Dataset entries
━━━━━━━━━━
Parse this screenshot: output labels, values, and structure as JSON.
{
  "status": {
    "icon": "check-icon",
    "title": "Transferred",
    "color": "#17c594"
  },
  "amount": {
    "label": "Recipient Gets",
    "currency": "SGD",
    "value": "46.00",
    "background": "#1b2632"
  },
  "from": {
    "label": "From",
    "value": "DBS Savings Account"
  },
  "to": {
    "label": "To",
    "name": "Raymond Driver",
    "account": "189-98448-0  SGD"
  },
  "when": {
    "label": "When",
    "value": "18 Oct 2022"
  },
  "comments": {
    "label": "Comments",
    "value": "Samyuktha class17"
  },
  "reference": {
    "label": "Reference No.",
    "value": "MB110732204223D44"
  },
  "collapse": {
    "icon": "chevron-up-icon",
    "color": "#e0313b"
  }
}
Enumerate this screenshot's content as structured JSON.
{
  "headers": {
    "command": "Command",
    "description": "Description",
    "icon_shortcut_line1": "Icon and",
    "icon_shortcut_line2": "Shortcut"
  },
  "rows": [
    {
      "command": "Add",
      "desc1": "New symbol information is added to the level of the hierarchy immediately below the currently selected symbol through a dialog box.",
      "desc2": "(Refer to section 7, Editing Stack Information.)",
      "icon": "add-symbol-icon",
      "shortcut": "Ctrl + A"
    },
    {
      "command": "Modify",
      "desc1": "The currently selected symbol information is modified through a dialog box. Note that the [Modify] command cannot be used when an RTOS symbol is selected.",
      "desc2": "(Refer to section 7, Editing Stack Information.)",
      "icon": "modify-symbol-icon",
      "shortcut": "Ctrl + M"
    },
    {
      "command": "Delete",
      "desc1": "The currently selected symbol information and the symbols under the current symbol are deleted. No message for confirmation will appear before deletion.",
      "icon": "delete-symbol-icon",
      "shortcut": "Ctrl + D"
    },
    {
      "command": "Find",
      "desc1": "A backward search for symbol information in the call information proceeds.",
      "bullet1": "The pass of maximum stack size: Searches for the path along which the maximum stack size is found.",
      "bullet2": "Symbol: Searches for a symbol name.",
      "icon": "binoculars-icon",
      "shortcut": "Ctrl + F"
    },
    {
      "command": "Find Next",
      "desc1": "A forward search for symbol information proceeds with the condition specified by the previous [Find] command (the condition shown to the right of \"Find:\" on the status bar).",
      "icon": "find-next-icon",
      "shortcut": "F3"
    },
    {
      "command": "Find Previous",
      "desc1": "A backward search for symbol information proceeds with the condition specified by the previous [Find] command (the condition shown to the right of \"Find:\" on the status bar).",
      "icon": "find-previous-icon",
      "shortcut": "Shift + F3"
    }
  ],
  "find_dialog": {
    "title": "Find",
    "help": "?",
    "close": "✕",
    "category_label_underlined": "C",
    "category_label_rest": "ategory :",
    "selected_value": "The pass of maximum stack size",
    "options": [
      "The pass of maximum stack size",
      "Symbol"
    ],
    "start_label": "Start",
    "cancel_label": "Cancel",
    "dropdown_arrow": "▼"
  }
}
━━━━━━━━━━
◆ **Request**
Lines in the records that hold the word "through" are to be counted; give only the total.

◆ **Task response**
2